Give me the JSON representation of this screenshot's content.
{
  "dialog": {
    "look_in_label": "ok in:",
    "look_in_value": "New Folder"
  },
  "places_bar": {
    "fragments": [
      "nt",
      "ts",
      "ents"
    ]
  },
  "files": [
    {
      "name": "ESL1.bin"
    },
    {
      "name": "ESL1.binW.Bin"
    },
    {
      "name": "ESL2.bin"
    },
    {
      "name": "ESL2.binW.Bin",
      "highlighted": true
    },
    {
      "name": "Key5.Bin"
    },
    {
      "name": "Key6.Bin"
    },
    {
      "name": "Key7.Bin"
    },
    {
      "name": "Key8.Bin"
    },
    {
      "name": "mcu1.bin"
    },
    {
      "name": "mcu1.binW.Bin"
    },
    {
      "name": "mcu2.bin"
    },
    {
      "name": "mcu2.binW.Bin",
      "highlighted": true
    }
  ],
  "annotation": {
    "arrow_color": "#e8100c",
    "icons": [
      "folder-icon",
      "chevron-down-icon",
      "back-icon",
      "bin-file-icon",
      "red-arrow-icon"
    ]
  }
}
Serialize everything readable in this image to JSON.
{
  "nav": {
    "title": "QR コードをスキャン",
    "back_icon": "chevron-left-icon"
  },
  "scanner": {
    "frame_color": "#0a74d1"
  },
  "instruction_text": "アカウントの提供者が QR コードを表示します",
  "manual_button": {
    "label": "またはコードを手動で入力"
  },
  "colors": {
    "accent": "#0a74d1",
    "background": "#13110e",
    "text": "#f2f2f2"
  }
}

▬▬▬▬▬▬

TO BE DONE:
Locate the line that contains "Serialize everything readable", then please quote it and every line after it to the end of the entries above, exactly and with nothing else.

SOLUTION:
Serialize everything readable in this image to JSON.
{
  "nav": {
    "title": "QR コードをスキャン",
    "back_icon": "chevron-left-icon"
  },
  "scanner": {
    "frame_color": "#0a74d1"
  },
  "instruction_text": "アカウントの提供者が QR コードを表示します",
  "manual_button": {
    "label": "またはコードを手動で入力"
  },
  "colors": {
    "accent": "#0a74d1",
    "background": "#13110e",
    "text": "#f2f2f2"
  }
}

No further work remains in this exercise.